**WHAT THE TASK REQUIRES:** All material below is to be reproduced exactly.
------------
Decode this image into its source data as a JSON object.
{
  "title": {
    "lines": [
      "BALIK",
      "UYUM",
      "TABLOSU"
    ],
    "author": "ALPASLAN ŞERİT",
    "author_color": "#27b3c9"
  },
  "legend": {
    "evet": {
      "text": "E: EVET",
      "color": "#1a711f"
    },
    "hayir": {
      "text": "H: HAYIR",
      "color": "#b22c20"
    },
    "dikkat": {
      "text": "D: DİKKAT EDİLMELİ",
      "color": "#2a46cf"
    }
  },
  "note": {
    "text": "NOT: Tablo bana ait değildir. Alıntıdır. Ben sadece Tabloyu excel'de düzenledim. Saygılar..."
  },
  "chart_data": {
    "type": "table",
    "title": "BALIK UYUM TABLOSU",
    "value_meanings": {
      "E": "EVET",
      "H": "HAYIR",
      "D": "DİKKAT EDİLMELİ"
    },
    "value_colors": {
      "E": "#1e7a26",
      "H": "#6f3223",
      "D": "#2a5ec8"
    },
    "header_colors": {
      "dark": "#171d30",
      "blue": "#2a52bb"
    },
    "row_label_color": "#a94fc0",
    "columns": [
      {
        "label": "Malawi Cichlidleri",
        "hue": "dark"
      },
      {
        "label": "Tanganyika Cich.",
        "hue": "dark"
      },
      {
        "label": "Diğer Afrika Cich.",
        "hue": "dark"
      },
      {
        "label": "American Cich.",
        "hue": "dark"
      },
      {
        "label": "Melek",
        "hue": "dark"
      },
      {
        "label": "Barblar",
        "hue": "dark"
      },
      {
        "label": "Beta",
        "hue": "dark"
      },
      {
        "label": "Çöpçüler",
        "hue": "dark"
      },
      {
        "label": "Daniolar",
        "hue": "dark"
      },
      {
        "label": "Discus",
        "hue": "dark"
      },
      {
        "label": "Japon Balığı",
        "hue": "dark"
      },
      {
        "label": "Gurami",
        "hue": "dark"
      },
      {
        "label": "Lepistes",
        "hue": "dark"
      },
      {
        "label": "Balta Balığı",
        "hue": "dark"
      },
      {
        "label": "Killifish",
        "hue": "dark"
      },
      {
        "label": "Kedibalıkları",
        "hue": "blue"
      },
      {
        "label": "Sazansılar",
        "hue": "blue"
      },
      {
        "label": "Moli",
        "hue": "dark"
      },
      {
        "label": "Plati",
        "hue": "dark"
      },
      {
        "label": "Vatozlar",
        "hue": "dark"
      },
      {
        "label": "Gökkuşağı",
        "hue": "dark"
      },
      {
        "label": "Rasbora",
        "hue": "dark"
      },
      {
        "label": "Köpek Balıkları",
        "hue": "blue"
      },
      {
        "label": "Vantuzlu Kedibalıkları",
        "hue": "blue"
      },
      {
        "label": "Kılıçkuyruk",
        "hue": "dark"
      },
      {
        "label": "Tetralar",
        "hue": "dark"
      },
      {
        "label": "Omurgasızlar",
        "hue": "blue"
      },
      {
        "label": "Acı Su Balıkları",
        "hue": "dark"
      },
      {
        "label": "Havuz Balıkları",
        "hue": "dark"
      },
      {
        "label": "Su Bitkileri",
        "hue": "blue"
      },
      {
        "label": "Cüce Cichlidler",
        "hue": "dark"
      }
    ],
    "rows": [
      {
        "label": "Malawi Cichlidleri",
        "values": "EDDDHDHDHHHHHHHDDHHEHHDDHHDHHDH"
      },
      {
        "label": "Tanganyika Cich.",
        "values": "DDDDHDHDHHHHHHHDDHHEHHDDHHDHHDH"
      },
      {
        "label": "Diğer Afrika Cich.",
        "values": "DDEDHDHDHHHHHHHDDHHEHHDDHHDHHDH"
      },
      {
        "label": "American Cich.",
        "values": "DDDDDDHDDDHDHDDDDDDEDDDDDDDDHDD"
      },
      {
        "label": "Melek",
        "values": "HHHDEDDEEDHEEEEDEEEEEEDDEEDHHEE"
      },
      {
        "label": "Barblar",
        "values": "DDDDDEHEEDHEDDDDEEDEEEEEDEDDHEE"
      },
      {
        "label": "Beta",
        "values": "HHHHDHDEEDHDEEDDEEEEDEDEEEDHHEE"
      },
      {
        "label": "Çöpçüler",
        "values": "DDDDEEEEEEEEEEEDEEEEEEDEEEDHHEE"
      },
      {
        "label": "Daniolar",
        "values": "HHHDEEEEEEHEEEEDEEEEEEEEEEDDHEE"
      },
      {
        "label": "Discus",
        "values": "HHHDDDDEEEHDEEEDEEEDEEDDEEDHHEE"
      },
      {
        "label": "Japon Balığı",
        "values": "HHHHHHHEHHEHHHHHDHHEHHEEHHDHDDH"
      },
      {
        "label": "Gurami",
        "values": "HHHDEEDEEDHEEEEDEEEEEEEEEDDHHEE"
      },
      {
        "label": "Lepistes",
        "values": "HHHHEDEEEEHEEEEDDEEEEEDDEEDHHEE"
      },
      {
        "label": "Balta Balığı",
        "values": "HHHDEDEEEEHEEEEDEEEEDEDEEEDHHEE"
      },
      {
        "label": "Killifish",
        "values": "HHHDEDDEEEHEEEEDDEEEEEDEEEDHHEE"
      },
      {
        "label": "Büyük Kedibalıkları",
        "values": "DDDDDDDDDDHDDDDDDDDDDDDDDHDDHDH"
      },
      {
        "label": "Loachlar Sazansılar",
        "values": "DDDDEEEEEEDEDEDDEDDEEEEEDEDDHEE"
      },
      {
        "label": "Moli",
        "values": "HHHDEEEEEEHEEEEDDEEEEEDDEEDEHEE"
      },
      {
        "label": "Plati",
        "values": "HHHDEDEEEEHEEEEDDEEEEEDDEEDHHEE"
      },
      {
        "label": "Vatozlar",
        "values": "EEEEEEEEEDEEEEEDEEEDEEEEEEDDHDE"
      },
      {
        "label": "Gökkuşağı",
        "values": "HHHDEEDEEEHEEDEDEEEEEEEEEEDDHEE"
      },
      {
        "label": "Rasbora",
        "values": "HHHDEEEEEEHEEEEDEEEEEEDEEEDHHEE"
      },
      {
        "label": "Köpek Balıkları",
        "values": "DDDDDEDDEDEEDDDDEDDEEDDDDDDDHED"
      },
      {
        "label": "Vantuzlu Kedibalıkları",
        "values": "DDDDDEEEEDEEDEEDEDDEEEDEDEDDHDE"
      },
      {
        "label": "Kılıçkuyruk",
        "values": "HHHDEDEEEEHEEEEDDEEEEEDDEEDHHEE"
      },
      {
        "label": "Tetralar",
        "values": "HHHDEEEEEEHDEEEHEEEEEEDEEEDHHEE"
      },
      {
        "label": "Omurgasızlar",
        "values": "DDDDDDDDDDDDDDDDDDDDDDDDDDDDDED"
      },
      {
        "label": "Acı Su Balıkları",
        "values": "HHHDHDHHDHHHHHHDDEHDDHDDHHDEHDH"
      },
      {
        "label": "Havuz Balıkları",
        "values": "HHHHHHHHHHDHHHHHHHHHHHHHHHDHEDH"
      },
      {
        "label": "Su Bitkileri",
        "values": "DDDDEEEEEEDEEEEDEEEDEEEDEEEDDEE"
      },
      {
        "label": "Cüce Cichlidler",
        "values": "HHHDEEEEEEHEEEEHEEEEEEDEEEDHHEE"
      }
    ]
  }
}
------------
**THE RESULT:**
Decode this image into its source data as a JSON object.
{
  "title": {
    "lines": [
      "BALIK",
      "UYUM",
      "TABLOSU"
    ],
    "author": "ALPASLAN ŞERİT",
    "author_color": "#27b3c9"
  },
  "legend": {
    "evet": {
      "text": "E: EVET",
      "color": "#1a711f"
    },
    "hayir": {
      "text": "H: HAYIR",
      "color": "#b22c20"
    },
    "dikkat": {
      "text": "D: DİKKAT EDİLMELİ",
      "color": "#2a46cf"
    }
  },
  "note": {
    "text": "NOT: Tablo bana ait değildir. Alıntıdır. Ben sadece Tabloyu excel'de düzenledim. Saygılar..."
  },
  "chart_data": {
    "type": "table",
    "title": "BALIK UYUM TABLOSU",
    "value_meanings": {
      "E": "EVET",
      "H": "HAYIR",
      "D": "DİKKAT EDİLMELİ"
    },
    "value_colors": {
      "E": "#1e7a26",
      "H": "#6f3223",
      "D": "#2a5ec8"
    },
    "header_colors": {
      "dark": "#171d30",
      "blue": "#2a52bb"
    },
    "row_label_color": "#a94fc0",
    "columns": [
      {
        "label": "Malawi Cichlidleri",
        "hue": "dark"
      },
      {
        "label": "Tanganyika Cich.",
        "hue": "dark"
      },
      {
        "label": "Diğer Afrika Cich.",
        "hue": "dark"
      },
      {
        "label": "American Cich.",
        "hue": "dark"
      },
      {
        "label": "Melek",
        "hue": "dark"
      },
      {
        "label": "Barblar",
        "hue": "dark"
      },
      {
        "label": "Beta",
        "hue": "dark"
      },
      {
        "label": "Çöpçüler",
        "hue": "dark"
      },
      {
        "label": "Daniolar",
        "hue": "dark"
      },
      {
        "label": "Discus",
        "hue": "dark"
      },
      {
        "label": "Japon Balığı",
        "hue": "dark"
      },
      {
        "label": "Gurami",
        "hue": "dark"
      },
      {
        "label": "Lepistes",
        "hue": "dark"
      },
      {
        "label": "Balta Balığı",
        "hue": "dark"
      },
      {
        "label": "Killifish",
        "hue": "dark"
      },
      {
        "label": "Kedibalıkları",
        "hue": "blue"
      },
      {
        "label": "Sazansılar",
        "hue": "blue"
      },
      {
        "label": "Moli",
        "hue": "dark"
      },
      {
        "label": "Plati",
        "hue": "dark"
      },
      {
        "label": "Vatozlar",
        "hue": "dark"
      },
      {
        "label": "Gökkuşağı",
        "hue": "dark"
      },
      {
        "label": "Rasbora",
        "hue": "dark"
      },
      {
        "label": "Köpek Balıkları",
        "hue": "blue"
      },
      {
        "label": "Vantuzlu Kedibalıkları",
        "hue": "blue"
      },
      {
        "label": "Kılıçkuyruk",
        "hue": "dark"
      },
      {
        "label": "Tetralar",
        "hue": "dark"
      },
      {
        "label": "Omurgasızlar",
        "hue": "blue"
      },
      {
        "label": "Acı Su Balıkları",
        "hue": "dark"
      },
      {
        "label": "Havuz Balıkları",
        "hue": "dark"
      },
      {
        "label": "Su Bitkileri",
        "hue": "blue"
      },
      {
        "label": "Cüce Cichlidler",
        "hue": "dark"
      }
    ],
    "rows": [
      {
        "label": "Malawi Cichlidleri",
        "values": "EDDDHDHDHHHHHHHDDHHEHHDDHHDHHDH"
      },
      {
        "label": "Tanganyika Cich.",
        "values": "DDDDHDHDHHHHHHHDDHHEHHDDHHDHHDH"
      },
      {
        "label": "Diğer Afrika Cich.",
        "values": "DDEDHDHDHHHHHHHDDHHEHHDDHHDHHDH"
      },
      {
        "label": "American Cich.",
        "values": "DDDDDDHDDDHDHDDDDDDEDDDDDDDDHDD"
      },
      {
        "label": "Melek",
        "values": "HHHDEDDEEDHEEEEDEEEEEEDDEEDHHEE"
      },
      {
        "label": "Barblar",
        "values": "DDDDDEHEEDHEDDDDEEDEEEEEDEDDHEE"
      },
      {
        "label": "Beta",
        "values": "HHHHDHDEEDHDEEDDEEEEDEDEEEDHHEE"
      },
      {
        "label": "Çöpçüler",
        "values": "DDDDEEEEEEEEEEEDEEEEEEDEEEDHHEE"
      },
      {
        "label": "Daniolar",
        "values": "HHHDEEEEEEHEEEEDEEEEEEEEEEDDHEE"
      },
      {
        "label": "Discus",
        "values": "HHHDDDDEEEHDEEEDEEEDEEDDEEDHHEE"
      },
      {
        "label": "Japon Balığı",
        "values": "HHHHHHHEHHEHHHHHDHHEHHEEHHDHDDH"
      },
      {
        "label": "Gurami",
        "values": "HHHDEEDEEDHEEEEDEEEEEEEEEDDHHEE"
      },
      {
        "label": "Lepistes",
        "values": "HHHHEDEEEEHEEEEDDEEEEEDDEEDHHEE"
      },
      {
        "label": "Balta Balığı",
        "values": "HHHDEDEEEEHEEEEDEEEEDEDEEEDHHEE"
      },
      {
        "label": "Killifish",
        "values": "HHHDEDDEEEHEEEEDDEEEEEDEEEDHHEE"
      },
      {
        "label": "Büyük Kedibalıkları",
        "values": "DDDDDDDDDDHDDDDDDDDDDDDDDHDDHDH"
      },
      {
        "label": "Loachlar Sazansılar",
        "values": "DDDDEEEEEEDEDEDDEDDEEEEEDEDDHEE"
      },
      {
        "label": "Moli",
        "values": "HHHDEEEEEEHEEEEDDEEEEEDDEEDEHEE"
      },
      {
        "label": "Plati",
        "values": "HHHDEDEEEEHEEEEDDEEEEEDDEEDHHEE"
      },
      {
        "label": "Vatozlar",
        "values": "EEEEEEEEEDEEEEEDEEEDEEEEEEDDHDE"
      },
      {
        "label": "Gökkuşağı",
        "values": "HHHDEEDEEEHEEDEDEEEEEEEEEEDDHEE"
      },
      {
        "label": "Rasbora",
        "values": "HHHDEEEEEEHEEEEDEEEEEEDEEEDHHEE"
      },
      {
        "label": "Köpek Balıkları",
        "values": "DDDDDEDDEDEEDDDDEDDEEDDDDDDDHED"
      },
      {
        "label": "Vantuzlu Kedibalıkları",
        "values": "DDDDDEEEEDEEDEEDEDDEEEDEDEDDHDE"
      },
      {
        "label": "Kılıçkuyruk",
        "values": "HHHDEDEEEEHEEEEDDEEEEEDDEEDHHEE"
      },
      {
        "label": "Tetralar",
        "values": "HHHDEEEEEEHDEEEHEEEEEEDEEEDHHEE"
      },
      {
        "label": "Omurgasızlar",
        "values": "DDDDDDDDDDDDDDDDDDDDDDDDDDDDDED"
      },
      {
        "label": "Acı Su Balıkları",
        "values": "HHHDHDHHDHHHHHHDDEHDDHDDHHDEHDH"
      },
      {
        "label": "Havuz Balıkları",
        "values": "HHHHHHHHHHDHHHHHHHHHHHHHHHDHEDH"
      },
      {
        "label": "Su Bitkileri",
        "values": "DDDDEEEEEEDEEEEDEEEDEEEDEEEDDEE"
      },
      {
        "label": "Cüce Cichlidler",
        "values": "HHHDEEEEEEHEEEEHEEEEEEDEEEDHHEE"
      }
    ]
  }
}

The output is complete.